Go through the entries below and copy each line containing the word "vätskor".

Document page transcription items:
# # # #
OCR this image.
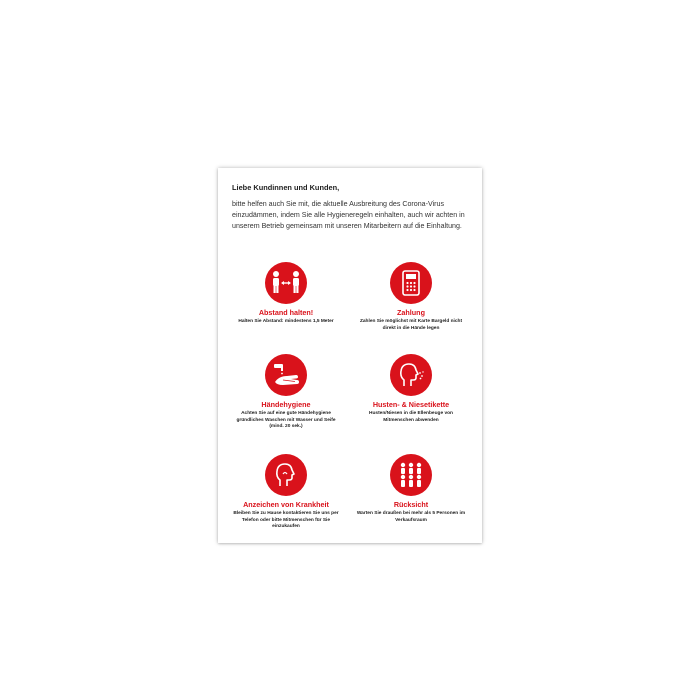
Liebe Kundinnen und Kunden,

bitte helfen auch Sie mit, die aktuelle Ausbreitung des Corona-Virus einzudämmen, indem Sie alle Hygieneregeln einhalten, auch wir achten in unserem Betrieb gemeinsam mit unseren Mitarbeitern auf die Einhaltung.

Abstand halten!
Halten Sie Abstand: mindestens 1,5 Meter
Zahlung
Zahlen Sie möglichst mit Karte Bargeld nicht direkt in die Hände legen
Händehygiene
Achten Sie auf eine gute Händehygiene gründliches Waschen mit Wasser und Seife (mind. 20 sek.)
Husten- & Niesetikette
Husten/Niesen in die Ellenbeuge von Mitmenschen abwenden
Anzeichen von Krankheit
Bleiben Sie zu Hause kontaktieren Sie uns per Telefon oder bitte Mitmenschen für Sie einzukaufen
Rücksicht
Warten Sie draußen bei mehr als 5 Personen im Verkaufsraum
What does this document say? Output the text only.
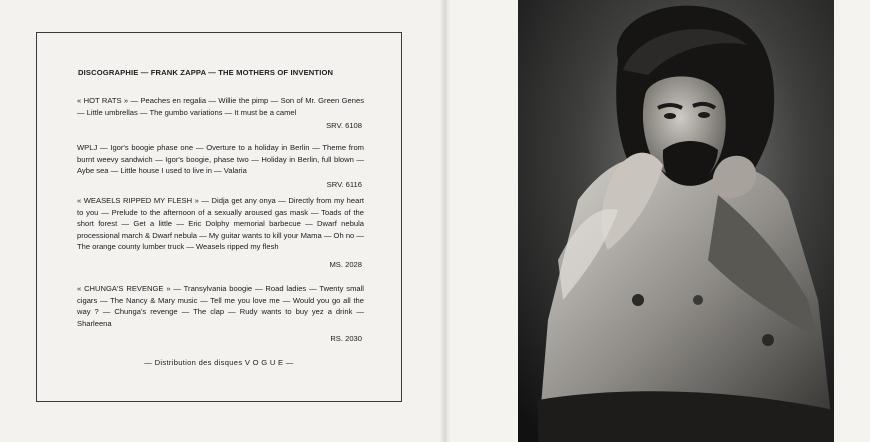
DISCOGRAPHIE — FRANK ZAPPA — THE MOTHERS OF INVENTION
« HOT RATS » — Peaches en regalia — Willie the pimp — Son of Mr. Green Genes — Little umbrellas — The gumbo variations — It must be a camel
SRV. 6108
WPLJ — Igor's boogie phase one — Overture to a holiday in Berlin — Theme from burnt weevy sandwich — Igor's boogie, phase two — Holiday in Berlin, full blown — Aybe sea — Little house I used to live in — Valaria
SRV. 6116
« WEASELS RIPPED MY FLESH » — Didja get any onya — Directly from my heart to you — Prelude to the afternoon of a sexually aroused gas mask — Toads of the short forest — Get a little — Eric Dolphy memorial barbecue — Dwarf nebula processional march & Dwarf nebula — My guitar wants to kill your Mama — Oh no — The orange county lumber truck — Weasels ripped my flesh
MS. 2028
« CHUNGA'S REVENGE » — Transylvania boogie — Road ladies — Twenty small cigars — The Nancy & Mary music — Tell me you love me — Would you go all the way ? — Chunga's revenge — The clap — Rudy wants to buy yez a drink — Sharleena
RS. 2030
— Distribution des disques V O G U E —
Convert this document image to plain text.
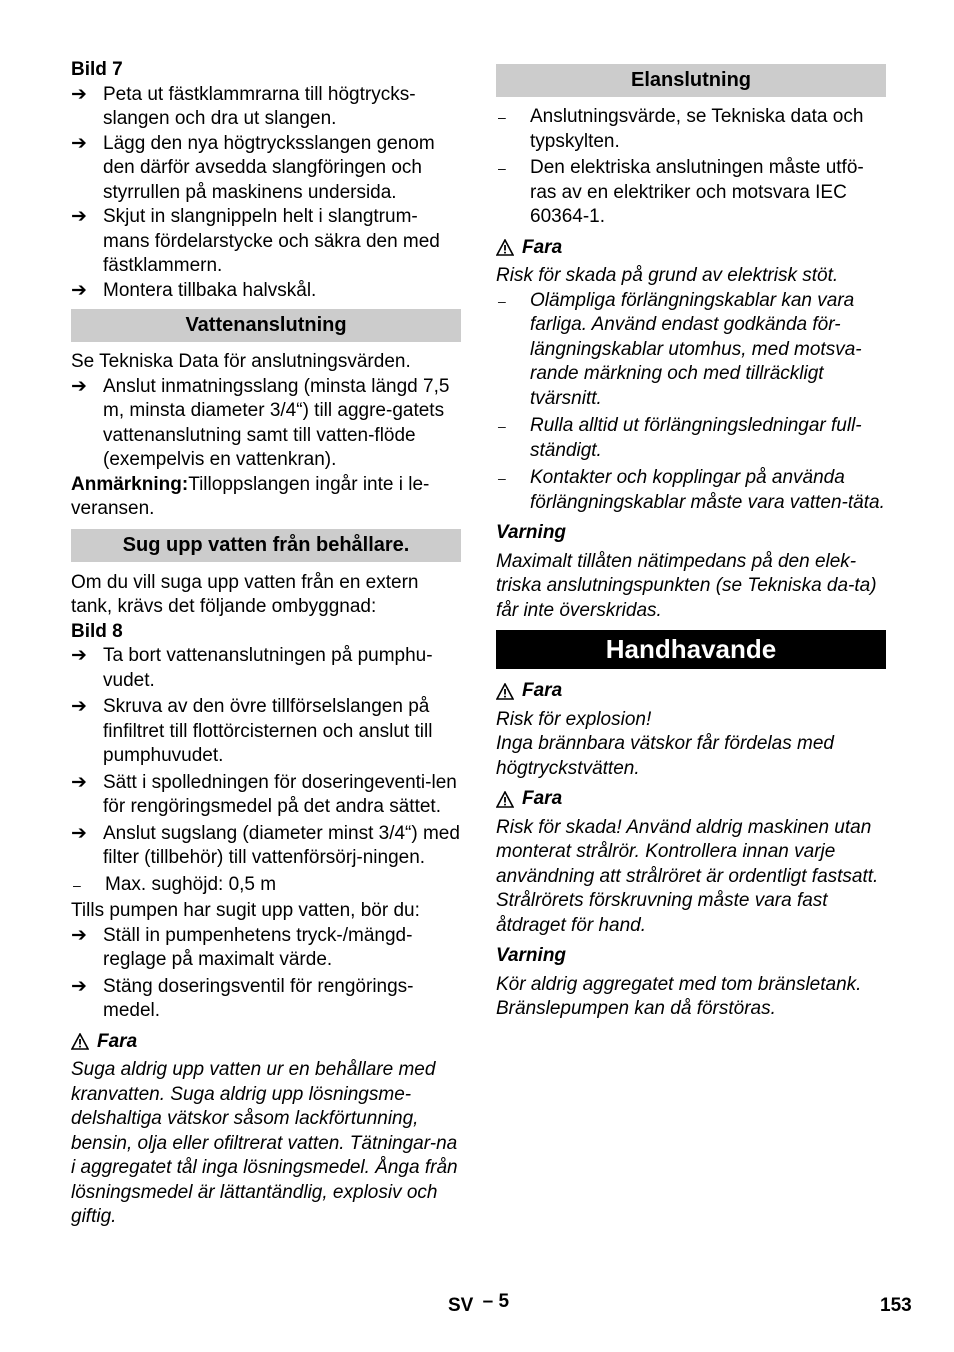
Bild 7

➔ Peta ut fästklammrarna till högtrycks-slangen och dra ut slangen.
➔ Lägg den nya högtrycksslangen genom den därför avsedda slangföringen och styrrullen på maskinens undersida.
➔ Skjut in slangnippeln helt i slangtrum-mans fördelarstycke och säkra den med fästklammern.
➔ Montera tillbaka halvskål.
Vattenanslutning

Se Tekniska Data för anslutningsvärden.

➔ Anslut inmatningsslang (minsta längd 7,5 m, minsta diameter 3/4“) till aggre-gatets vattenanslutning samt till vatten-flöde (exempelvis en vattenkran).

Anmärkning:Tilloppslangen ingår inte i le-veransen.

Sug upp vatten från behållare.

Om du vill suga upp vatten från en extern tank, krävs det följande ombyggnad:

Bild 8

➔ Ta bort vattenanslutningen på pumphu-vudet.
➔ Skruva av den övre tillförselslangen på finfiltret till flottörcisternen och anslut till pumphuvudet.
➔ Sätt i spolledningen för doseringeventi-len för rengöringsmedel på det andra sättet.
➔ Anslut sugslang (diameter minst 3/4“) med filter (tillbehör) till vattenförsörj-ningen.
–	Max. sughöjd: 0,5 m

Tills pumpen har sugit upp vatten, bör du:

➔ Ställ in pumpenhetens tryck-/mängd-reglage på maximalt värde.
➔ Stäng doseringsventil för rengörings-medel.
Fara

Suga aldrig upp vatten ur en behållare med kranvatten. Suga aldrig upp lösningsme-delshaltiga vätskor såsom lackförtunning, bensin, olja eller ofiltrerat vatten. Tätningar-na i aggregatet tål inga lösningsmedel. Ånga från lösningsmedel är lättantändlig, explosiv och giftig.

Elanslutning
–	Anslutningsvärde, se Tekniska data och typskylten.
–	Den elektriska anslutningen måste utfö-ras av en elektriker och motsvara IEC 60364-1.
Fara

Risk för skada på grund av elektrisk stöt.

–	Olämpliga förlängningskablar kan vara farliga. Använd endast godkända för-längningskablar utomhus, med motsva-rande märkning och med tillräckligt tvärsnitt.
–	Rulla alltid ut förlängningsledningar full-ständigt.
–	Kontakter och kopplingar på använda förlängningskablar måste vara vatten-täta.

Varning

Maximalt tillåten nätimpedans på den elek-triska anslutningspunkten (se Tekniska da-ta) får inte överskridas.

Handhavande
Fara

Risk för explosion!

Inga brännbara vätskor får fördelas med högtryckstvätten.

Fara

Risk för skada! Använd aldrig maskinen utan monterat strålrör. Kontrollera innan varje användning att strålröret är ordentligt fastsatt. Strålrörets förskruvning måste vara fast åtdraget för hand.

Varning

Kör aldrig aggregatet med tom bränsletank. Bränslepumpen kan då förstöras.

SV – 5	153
# # # #
YOUR SOLUTION -
Suga aldrig upp vatten ur en behållare med kranvatten. Suga aldrig upp lösningsme-delshaltiga vätskor såsom lackförtunning, bensin, olja eller ofiltrerat vatten. Tätningar-na i aggregatet tål inga lösningsmedel. Ånga från lösningsmedel är lättantändlig, explosiv och giftig.
Inga brännbara vätskor får fördelas med högtryckstvätten.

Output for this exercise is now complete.